▸ **WHAT THE TASK ASKS**: Could you transcribe the material below exactly, without leaving out a single line?

——

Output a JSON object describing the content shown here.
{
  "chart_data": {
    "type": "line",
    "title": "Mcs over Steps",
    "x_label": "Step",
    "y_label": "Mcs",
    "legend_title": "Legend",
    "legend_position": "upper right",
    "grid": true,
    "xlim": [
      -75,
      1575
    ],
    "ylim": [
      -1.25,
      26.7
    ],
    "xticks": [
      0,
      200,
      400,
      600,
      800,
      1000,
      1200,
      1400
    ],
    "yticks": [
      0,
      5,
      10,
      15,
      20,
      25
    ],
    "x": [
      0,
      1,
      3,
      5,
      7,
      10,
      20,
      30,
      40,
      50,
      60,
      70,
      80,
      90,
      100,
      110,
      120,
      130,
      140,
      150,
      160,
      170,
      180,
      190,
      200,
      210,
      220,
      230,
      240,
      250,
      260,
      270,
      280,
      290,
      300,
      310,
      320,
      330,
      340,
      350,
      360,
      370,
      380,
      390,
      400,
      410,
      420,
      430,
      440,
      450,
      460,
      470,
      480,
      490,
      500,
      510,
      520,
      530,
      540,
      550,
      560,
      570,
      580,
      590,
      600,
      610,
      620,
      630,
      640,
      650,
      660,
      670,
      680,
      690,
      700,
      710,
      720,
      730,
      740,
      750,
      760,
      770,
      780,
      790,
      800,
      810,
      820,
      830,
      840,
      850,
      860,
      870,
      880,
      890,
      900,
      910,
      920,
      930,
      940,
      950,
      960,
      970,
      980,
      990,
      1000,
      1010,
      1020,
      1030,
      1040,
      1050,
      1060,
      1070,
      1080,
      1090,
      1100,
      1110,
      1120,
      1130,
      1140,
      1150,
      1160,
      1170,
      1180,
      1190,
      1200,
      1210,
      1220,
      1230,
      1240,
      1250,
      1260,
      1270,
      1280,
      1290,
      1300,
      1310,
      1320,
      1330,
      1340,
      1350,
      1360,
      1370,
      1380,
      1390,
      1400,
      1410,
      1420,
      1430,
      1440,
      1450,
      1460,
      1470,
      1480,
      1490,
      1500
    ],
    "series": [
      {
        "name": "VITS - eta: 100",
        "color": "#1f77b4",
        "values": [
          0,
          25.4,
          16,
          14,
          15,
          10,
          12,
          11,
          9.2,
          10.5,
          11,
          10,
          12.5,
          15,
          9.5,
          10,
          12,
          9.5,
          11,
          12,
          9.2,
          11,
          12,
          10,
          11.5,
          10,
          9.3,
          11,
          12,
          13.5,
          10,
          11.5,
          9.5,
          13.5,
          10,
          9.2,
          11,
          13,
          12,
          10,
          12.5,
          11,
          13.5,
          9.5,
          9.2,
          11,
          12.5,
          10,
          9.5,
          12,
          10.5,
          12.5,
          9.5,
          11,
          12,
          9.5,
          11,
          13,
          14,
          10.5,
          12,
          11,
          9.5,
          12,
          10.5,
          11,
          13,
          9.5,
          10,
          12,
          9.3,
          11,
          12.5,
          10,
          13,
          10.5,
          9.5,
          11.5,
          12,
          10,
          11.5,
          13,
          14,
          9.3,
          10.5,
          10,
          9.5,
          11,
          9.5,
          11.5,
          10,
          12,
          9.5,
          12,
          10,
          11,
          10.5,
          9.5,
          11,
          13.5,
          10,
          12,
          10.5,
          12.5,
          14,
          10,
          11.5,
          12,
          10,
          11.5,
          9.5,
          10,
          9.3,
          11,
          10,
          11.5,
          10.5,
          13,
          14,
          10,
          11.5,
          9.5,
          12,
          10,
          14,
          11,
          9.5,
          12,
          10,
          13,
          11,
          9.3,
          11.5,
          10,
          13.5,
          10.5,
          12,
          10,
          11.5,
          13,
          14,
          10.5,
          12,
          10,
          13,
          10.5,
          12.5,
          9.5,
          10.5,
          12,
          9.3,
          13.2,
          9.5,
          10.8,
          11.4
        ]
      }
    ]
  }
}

——

▸ **THE RESULT**:
Output a JSON object describing the content shown here.
{
  "chart_data": {
    "type": "line",
    "title": "Mcs over Steps",
    "x_label": "Step",
    "y_label": "Mcs",
    "legend_title": "Legend",
    "legend_position": "upper right",
    "grid": true,
    "xlim": [
      -75,
      1575
    ],
    "ylim": [
      -1.25,
      26.7
    ],
    "xticks": [
      0,
      200,
      400,
      600,
      800,
      1000,
      1200,
      1400
    ],
    "yticks": [
      0,
      5,
      10,
      15,
      20,
      25
    ],
    "x": [
      0,
      1,
      3,
      5,
      7,
      10,
      20,
      30,
      40,
      50,
      60,
      70,
      80,
      90,
      100,
      110,
      120,
      130,
      140,
      150,
      160,
      170,
      180,
      190,
      200,
      210,
      220,
      230,
      240,
      250,
      260,
      270,
      280,
      290,
      300,
      310,
      320,
      330,
      340,
      350,
      360,
      370,
      380,
      390,
      400,
      410,
      420,
      430,
      440,
      450,
      460,
      470,
      480,
      490,
      500,
      510,
      520,
      530,
      540,
      550,
      560,
      570,
      580,
      590,
      600,
      610,
      620,
      630,
      640,
      650,
      660,
      670,
      680,
      690,
      700,
      710,
      720,
      730,
      740,
      750,
      760,
      770,
      780,
      790,
      800,
      810,
      820,
      830,
      840,
      850,
      860,
      870,
      880,
      890,
      900,
      910,
      920,
      930,
      940,
      950,
      960,
      970,
      980,
      990,
      1000,
      1010,
      1020,
      1030,
      1040,
      1050,
      1060,
      1070,
      1080,
      1090,
      1100,
      1110,
      1120,
      1130,
      1140,
      1150,
      1160,
      1170,
      1180,
      1190,
      1200,
      1210,
      1220,
      1230,
      1240,
      1250,
      1260,
      1270,
      1280,
      1290,
      1300,
      1310,
      1320,
      1330,
      1340,
      1350,
      1360,
      1370,
      1380,
      1390,
      1400,
      1410,
      1420,
      1430,
      1440,
      1450,
      1460,
      1470,
      1480,
      1490,
      1500
    ],
    "series": [
      {
        "name": "VITS - eta: 100",
        "color": "#1f77b4",
        "values": [
          0,
          25.4,
          16,
          14,
          15,
          10,
          12,
          11,
          9.2,
          10.5,
          11,
          10,
          12.5,
          15,
          9.5,
          10,
          12,
          9.5,
          11,
          12,
          9.2,
          11,
          12,
          10,
          11.5,
          10,
          9.3,
          11,
          12,
          13.5,
          10,
          11.5,
          9.5,
          13.5,
          10,
          9.2,
          11,
          13,
          12,
          10,
          12.5,
          11,
          13.5,
          9.5,
          9.2,
          11,
          12.5,
          10,
          9.5,
          12,
          10.5,
          12.5,
          9.5,
          11,
          12,
          9.5,
          11,
          13,
          14,
          10.5,
          12,
          11,
          9.5,
          12,
          10.5,
          11,
          13,
          9.5,
          10,
          12,
          9.3,
          11,
          12.5,
          10,
          13,
          10.5,
          9.5,
          11.5,
          12,
          10,
          11.5,
          13,
          14,
          9.3,
          10.5,
          10,
          9.5,
          11,
          9.5,
          11.5,
          10,
          12,
          9.5,
          12,
          10,
          11,
          10.5,
          9.5,
          11,
          13.5,
          10,
          12,
          10.5,
          12.5,
          14,
          10,
          11.5,
          12,
          10,
          11.5,
          9.5,
          10,
          9.3,
          11,
          10,
          11.5,
          10.5,
          13,
          14,
          10,
          11.5,
          9.5,
          12,
          10,
          14,
          11,
          9.5,
          12,
          10,
          13,
          11,
          9.3,
          11.5,
          10,
          13.5,
          10.5,
          12,
          10,
          11.5,
          13,
          14,
          10.5,
          12,
          10,
          13,
          10.5,
          12.5,
          9.5,
          10.5,
          12,
          9.3,
          13.2,
          9.5,
          10.8,
          11.4
        ]
      }
    ]
  }
}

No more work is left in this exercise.